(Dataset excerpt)
□ □ □ □ □ □ □

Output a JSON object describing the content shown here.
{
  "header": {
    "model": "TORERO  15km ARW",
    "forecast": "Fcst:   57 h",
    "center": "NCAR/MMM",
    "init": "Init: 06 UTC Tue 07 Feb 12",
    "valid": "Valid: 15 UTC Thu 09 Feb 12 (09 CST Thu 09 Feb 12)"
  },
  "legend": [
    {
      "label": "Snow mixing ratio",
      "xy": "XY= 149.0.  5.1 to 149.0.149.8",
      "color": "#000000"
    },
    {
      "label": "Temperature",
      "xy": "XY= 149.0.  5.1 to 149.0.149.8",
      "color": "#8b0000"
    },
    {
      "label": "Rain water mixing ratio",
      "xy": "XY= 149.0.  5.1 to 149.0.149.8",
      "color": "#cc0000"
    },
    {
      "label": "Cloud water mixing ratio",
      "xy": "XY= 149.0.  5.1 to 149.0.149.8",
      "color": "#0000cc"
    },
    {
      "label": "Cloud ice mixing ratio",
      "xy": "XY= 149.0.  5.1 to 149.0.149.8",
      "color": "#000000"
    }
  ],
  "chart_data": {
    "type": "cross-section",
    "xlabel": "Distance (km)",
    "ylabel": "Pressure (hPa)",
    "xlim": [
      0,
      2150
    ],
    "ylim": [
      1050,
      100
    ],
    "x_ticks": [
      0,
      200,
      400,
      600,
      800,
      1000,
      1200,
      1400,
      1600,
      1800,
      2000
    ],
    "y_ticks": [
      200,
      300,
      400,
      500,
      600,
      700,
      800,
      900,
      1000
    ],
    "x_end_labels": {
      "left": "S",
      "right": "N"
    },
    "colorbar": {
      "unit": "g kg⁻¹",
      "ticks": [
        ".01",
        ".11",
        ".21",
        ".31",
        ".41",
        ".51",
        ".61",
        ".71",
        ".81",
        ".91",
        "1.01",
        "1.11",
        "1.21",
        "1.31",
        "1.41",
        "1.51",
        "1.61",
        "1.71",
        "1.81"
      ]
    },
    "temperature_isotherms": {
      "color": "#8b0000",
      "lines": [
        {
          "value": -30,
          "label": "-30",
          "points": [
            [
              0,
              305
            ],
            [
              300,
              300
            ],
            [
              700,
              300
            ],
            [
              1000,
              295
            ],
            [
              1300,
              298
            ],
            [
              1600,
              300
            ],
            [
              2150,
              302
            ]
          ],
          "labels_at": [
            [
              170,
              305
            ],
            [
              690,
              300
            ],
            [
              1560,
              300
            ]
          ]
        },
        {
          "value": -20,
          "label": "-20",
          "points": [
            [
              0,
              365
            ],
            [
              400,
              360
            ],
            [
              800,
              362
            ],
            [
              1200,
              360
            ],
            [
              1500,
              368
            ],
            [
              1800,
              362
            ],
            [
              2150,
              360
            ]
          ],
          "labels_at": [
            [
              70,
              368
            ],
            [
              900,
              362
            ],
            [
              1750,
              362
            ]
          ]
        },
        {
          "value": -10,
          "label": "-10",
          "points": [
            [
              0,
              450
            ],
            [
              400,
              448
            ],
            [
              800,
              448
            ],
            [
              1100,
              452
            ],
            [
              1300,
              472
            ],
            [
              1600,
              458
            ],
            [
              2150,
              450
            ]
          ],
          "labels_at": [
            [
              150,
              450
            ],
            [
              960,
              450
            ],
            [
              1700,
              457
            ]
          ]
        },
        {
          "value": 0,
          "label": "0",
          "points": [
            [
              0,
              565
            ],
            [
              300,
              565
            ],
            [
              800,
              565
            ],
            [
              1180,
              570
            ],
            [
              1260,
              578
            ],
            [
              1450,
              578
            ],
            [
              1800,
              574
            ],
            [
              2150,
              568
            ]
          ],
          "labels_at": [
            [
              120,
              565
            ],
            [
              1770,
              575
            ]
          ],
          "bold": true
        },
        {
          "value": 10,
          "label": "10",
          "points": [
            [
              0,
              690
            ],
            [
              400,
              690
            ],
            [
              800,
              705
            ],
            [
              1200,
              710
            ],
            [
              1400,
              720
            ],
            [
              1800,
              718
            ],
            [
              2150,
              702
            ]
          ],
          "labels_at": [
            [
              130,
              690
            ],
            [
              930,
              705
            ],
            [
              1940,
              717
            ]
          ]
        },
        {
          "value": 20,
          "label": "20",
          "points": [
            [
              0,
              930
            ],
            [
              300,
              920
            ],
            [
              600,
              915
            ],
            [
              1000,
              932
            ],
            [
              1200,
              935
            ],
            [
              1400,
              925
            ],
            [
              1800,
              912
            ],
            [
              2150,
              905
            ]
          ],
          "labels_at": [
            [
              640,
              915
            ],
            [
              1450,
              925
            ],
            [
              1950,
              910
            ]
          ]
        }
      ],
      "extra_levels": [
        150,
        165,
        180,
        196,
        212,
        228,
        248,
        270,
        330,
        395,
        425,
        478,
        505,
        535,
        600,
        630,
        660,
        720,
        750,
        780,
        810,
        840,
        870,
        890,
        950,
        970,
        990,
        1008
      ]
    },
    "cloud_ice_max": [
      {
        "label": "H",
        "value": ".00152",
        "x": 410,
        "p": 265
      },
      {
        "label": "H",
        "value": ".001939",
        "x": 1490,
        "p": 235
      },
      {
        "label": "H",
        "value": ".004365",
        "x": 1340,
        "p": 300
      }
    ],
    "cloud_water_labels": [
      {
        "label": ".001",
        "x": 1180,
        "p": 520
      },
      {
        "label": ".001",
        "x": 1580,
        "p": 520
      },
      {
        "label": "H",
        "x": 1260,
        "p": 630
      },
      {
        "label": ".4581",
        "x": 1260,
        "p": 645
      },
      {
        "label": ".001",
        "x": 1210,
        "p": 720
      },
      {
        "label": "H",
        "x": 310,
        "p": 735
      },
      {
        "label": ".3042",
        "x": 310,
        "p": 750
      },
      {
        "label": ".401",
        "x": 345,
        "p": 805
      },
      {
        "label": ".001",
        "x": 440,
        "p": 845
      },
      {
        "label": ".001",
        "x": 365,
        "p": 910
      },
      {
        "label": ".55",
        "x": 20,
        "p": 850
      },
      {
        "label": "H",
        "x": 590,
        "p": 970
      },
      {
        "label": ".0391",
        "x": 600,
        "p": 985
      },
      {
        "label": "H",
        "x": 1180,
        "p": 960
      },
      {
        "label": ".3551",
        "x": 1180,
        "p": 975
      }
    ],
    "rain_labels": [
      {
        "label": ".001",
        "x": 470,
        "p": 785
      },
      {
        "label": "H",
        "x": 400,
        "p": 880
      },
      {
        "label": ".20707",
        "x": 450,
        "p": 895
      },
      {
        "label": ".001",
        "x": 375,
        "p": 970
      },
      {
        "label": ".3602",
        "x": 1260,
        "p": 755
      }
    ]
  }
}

□ □ □ □ □ □ □

DO THIS: Return the entries above exactly, each one complete.

CORRECT RESULT:
Output a JSON object describing the content shown here.
{
  "header": {
    "model": "TORERO  15km ARW",
    "forecast": "Fcst:   57 h",
    "center": "NCAR/MMM",
    "init": "Init: 06 UTC Tue 07 Feb 12",
    "valid": "Valid: 15 UTC Thu 09 Feb 12 (09 CST Thu 09 Feb 12)"
  },
  "legend": [
    {
      "label": "Snow mixing ratio",
      "xy": "XY= 149.0.  5.1 to 149.0.149.8",
      "color": "#000000"
    },
    {
      "label": "Temperature",
      "xy": "XY= 149.0.  5.1 to 149.0.149.8",
      "color": "#8b0000"
    },
    {
      "label": "Rain water mixing ratio",
      "xy": "XY= 149.0.  5.1 to 149.0.149.8",
      "color": "#cc0000"
    },
    {
      "label": "Cloud water mixing ratio",
      "xy": "XY= 149.0.  5.1 to 149.0.149.8",
      "color": "#0000cc"
    },
    {
      "label": "Cloud ice mixing ratio",
      "xy": "XY= 149.0.  5.1 to 149.0.149.8",
      "color": "#000000"
    }
  ],
  "chart_data": {
    "type": "cross-section",
    "xlabel": "Distance (km)",
    "ylabel": "Pressure (hPa)",
    "xlim": [
      0,
      2150
    ],
    "ylim": [
      1050,
      100
    ],
    "x_ticks": [
      0,
      200,
      400,
      600,
      800,
      1000,
      1200,
      1400,
      1600,
      1800,
      2000
    ],
    "y_ticks": [
      200,
      300,
      400,
      500,
      600,
      700,
      800,
      900,
      1000
    ],
    "x_end_labels": {
      "left": "S",
      "right": "N"
    },
    "colorbar": {
      "unit": "g kg⁻¹",
      "ticks": [
        ".01",
        ".11",
        ".21",
        ".31",
        ".41",
        ".51",
        ".61",
        ".71",
        ".81",
        ".91",
        "1.01",
        "1.11",
        "1.21",
        "1.31",
        "1.41",
        "1.51",
        "1.61",
        "1.71",
        "1.81"
      ]
    },
    "temperature_isotherms": {
      "color": "#8b0000",
      "lines": [
        {
          "value": -30,
          "label": "-30",
          "points": [
            [
              0,
              305
            ],
            [
              300,
              300
            ],
            [
              700,
              300
            ],
            [
              1000,
              295
            ],
            [
              1300,
              298
            ],
            [
              1600,
              300
            ],
            [
              2150,
              302
            ]
          ],
          "labels_at": [
            [
              170,
              305
            ],
            [
              690,
              300
            ],
            [
              1560,
              300
            ]
          ]
        },
        {
          "value": -20,
          "label": "-20",
          "points": [
            [
              0,
              365
            ],
            [
              400,
              360
            ],
            [
              800,
              362
            ],
            [
              1200,
              360
            ],
            [
              1500,
              368
            ],
            [
              1800,
              362
            ],
            [
              2150,
              360
            ]
          ],
          "labels_at": [
            [
              70,
              368
            ],
            [
              900,
              362
            ],
            [
              1750,
              362
            ]
          ]
        },
        {
          "value": -10,
          "label": "-10",
          "points": [
            [
              0,
              450
            ],
            [
              400,
              448
            ],
            [
              800,
              448
            ],
            [
              1100,
              452
            ],
            [
              1300,
              472
            ],
            [
              1600,
              458
            ],
            [
              2150,
              450
            ]
          ],
          "labels_at": [
            [
              150,
              450
            ],
            [
              960,
              450
            ],
            [
              1700,
              457
            ]
          ]
        },
        {
          "value": 0,
          "label": "0",
          "points": [
            [
              0,
              565
            ],
            [
              300,
              565
            ],
            [
              800,
              565
            ],
            [
              1180,
              570
            ],
            [
              1260,
              578
            ],
            [
              1450,
              578
            ],
            [
              1800,
              574
            ],
            [
              2150,
              568
            ]
          ],
          "labels_at": [
            [
              120,
              565
            ],
            [
              1770,
              575
            ]
          ],
          "bold": true
        },
        {
          "value": 10,
          "label": "10",
          "points": [
            [
              0,
              690
            ],
            [
              400,
              690
            ],
            [
              800,
              705
            ],
            [
              1200,
              710
            ],
            [
              1400,
              720
            ],
            [
              1800,
              718
            ],
            [
              2150,
              702
            ]
          ],
          "labels_at": [
            [
              130,
              690
            ],
            [
              930,
              705
            ],
            [
              1940,
              717
            ]
          ]
        },
        {
          "value": 20,
          "label": "20",
          "points": [
            [
              0,
              930
            ],
            [
              300,
              920
            ],
            [
              600,
              915
            ],
            [
              1000,
              932
            ],
            [
              1200,
              935
            ],
            [
              1400,
              925
            ],
            [
              1800,
              912
            ],
            [
              2150,
              905
            ]
          ],
          "labels_at": [
            [
              640,
              915
            ],
            [
              1450,
              925
            ],
            [
              1950,
              910
            ]
          ]
        }
      ],
      "extra_levels": [
        150,
        165,
        180,
        196,
        212,
        228,
        248,
        270,
        330,
        395,
        425,
        478,
        505,
        535,
        600,
        630,
        660,
        720,
        750,
        780,
        810,
        840,
        870,
        890,
        950,
        970,
        990,
        1008
      ]
    },
    "cloud_ice_max": [
      {
        "label": "H",
        "value": ".00152",
        "x": 410,
        "p": 265
      },
      {
        "label": "H",
        "value": ".001939",
        "x": 1490,
        "p": 235
      },
      {
        "label": "H",
        "value": ".004365",
        "x": 1340,
        "p": 300
      }
    ],
    "cloud_water_labels": [
      {
        "label": ".001",
        "x": 1180,
        "p": 520
      },
      {
        "label": ".001",
        "x": 1580,
        "p": 520
      },
      {
        "label": "H",
        "x": 1260,
        "p": 630
      },
      {
        "label": ".4581",
        "x": 1260,
        "p": 645
      },
      {
        "label": ".001",
        "x": 1210,
        "p": 720
      },
      {
        "label": "H",
        "x": 310,
        "p": 735
      },
      {
        "label": ".3042",
        "x": 310,
        "p": 750
      },
      {
        "label": ".401",
        "x": 345,
        "p": 805
      },
      {
        "label": ".001",
        "x": 440,
        "p": 845
      },
      {
        "label": ".001",
        "x": 365,
        "p": 910
      },
      {
        "label": ".55",
        "x": 20,
        "p": 850
      },
      {
        "label": "H",
        "x": 590,
        "p": 970
      },
      {
        "label": ".0391",
        "x": 600,
        "p": 985
      },
      {
        "label": "H",
        "x": 1180,
        "p": 960
      },
      {
        "label": ".3551",
        "x": 1180,
        "p": 975
      }
    ],
    "rain_labels": [
      {
        "label": ".001",
        "x": 470,
        "p": 785
      },
      {
        "label": "H",
        "x": 400,
        "p": 880
      },
      {
        "label": ".20707",
        "x": 450,
        "p": 895
      },
      {
        "label": ".001",
        "x": 375,
        "p": 970
      },
      {
        "label": ".3602",
        "x": 1260,
        "p": 755
      }
    ]
  }
}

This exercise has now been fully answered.